TASK DETAILS
Answer with nothing but a number: how many lines include the word "Conferência"?
------ RECORDS PROVIDED ------
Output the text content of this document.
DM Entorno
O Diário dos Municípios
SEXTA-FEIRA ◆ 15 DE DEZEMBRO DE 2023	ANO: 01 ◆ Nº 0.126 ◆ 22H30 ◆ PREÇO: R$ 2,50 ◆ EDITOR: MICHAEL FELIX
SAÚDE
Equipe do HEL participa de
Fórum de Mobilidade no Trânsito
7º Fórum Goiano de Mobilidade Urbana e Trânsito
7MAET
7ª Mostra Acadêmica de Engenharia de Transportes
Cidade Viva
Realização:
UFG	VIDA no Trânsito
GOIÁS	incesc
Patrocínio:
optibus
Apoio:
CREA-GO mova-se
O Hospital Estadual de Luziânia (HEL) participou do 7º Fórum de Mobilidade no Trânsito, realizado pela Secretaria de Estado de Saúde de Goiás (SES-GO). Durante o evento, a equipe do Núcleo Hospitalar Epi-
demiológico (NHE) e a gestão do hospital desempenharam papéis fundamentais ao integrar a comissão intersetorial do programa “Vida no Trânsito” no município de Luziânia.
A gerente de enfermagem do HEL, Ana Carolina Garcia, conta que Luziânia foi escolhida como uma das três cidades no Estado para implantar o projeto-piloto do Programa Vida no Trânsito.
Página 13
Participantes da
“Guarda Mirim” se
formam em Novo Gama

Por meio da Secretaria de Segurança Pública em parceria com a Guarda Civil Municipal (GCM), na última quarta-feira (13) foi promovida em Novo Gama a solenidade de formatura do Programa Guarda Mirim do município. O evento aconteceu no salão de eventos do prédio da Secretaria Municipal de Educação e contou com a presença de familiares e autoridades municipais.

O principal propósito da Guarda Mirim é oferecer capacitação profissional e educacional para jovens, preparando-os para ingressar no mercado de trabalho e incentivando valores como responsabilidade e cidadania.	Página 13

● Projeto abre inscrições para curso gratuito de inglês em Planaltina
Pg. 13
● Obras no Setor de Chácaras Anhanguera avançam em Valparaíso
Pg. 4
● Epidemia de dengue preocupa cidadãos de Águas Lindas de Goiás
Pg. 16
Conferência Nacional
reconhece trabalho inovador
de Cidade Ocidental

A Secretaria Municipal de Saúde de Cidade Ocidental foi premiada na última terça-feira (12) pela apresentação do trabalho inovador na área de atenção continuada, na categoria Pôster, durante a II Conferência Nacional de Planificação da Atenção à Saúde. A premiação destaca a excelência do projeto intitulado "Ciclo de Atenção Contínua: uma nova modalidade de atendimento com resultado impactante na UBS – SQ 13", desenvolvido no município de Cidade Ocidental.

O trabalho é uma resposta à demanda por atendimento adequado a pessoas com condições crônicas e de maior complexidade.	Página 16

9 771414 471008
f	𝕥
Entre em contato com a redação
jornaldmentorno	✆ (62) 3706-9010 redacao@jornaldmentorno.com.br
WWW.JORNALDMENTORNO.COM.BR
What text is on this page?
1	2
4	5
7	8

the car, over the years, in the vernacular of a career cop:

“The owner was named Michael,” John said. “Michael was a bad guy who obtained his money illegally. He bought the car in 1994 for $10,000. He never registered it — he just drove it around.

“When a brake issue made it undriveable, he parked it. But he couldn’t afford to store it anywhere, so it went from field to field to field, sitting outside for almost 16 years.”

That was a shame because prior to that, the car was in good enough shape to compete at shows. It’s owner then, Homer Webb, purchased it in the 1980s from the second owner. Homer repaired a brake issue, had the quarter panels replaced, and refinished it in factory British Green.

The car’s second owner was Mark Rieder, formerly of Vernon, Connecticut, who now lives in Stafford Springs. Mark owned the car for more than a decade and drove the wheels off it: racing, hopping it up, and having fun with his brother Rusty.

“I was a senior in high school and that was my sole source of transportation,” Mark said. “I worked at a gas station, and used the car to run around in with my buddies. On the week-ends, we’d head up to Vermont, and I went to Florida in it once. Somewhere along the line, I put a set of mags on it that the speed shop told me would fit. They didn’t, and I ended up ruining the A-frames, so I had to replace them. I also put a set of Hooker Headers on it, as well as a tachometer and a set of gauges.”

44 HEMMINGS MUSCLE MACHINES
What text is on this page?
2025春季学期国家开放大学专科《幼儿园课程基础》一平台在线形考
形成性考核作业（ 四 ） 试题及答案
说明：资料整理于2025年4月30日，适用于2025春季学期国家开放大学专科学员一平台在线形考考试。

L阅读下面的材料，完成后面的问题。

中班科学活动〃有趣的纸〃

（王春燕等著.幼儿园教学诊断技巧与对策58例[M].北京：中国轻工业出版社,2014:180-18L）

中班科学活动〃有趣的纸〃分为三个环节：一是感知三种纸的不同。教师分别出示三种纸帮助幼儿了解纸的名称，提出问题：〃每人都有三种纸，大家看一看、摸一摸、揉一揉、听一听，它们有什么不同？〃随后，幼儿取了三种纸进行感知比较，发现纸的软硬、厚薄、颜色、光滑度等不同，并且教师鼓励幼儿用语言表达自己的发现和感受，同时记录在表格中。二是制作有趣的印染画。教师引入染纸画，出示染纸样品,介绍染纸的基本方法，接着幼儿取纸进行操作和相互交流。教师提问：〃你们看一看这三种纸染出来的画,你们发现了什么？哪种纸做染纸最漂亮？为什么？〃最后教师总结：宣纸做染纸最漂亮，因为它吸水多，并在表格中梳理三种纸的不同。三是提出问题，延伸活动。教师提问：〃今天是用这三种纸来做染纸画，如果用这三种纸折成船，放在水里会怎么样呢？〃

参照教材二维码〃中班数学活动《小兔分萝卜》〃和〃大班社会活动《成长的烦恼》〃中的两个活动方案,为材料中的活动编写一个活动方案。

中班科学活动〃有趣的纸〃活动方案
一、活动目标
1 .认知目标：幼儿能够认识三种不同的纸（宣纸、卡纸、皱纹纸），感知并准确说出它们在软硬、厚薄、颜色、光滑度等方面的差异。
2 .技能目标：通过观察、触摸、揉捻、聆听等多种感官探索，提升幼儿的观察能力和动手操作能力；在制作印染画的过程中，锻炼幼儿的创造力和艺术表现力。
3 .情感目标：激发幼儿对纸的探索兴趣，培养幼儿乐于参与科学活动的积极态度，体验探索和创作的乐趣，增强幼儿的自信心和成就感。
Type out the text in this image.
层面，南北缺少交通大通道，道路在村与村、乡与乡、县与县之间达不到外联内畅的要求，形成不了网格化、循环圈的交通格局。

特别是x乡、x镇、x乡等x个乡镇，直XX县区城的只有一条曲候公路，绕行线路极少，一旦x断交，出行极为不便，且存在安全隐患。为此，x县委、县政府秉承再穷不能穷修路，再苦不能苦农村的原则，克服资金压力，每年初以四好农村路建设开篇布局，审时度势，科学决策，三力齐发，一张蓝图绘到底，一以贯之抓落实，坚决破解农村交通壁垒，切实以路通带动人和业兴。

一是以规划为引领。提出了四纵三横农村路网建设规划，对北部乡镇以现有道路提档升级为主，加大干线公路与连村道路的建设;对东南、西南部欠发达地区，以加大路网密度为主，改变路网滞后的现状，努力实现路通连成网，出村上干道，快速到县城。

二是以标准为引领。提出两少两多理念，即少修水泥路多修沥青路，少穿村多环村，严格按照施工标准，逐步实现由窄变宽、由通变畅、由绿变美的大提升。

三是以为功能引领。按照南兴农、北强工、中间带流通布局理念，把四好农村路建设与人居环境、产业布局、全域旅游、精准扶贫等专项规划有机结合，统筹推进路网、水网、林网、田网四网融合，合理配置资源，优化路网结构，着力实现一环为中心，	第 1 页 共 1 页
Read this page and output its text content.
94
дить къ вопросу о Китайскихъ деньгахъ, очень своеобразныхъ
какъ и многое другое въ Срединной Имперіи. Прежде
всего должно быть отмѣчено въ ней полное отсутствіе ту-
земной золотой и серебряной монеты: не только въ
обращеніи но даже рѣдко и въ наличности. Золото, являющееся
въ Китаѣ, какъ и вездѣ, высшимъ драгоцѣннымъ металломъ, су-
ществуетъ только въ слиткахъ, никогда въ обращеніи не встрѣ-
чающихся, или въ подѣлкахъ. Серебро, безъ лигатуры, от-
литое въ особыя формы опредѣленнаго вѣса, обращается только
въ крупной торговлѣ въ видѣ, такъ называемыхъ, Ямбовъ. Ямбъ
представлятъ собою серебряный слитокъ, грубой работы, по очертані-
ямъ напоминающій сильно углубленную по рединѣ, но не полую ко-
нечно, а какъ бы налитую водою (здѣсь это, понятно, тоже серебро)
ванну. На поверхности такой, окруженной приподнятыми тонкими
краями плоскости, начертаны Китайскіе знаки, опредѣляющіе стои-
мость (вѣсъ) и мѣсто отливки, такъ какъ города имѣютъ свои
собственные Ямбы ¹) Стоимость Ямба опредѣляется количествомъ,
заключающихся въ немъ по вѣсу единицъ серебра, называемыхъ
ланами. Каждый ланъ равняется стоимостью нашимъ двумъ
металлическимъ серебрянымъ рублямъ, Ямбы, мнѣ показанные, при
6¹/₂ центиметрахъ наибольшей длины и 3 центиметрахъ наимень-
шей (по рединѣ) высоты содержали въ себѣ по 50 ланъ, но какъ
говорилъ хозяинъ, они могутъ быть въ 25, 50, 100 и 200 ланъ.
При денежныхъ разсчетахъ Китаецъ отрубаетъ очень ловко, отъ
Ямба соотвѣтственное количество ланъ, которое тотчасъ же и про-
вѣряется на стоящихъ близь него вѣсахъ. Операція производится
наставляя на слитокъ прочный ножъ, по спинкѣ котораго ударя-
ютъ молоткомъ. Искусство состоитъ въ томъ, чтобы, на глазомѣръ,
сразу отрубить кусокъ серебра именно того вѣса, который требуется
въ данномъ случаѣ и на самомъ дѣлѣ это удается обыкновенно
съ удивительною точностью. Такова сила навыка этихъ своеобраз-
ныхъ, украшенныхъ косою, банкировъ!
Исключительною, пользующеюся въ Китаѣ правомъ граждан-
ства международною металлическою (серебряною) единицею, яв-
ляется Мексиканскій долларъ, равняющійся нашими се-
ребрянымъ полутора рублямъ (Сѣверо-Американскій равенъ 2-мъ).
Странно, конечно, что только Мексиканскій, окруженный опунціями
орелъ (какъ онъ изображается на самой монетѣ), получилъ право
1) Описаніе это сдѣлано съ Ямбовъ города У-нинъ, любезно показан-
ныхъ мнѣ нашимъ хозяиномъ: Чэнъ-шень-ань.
------
REPLY TO THE EXERCISE
2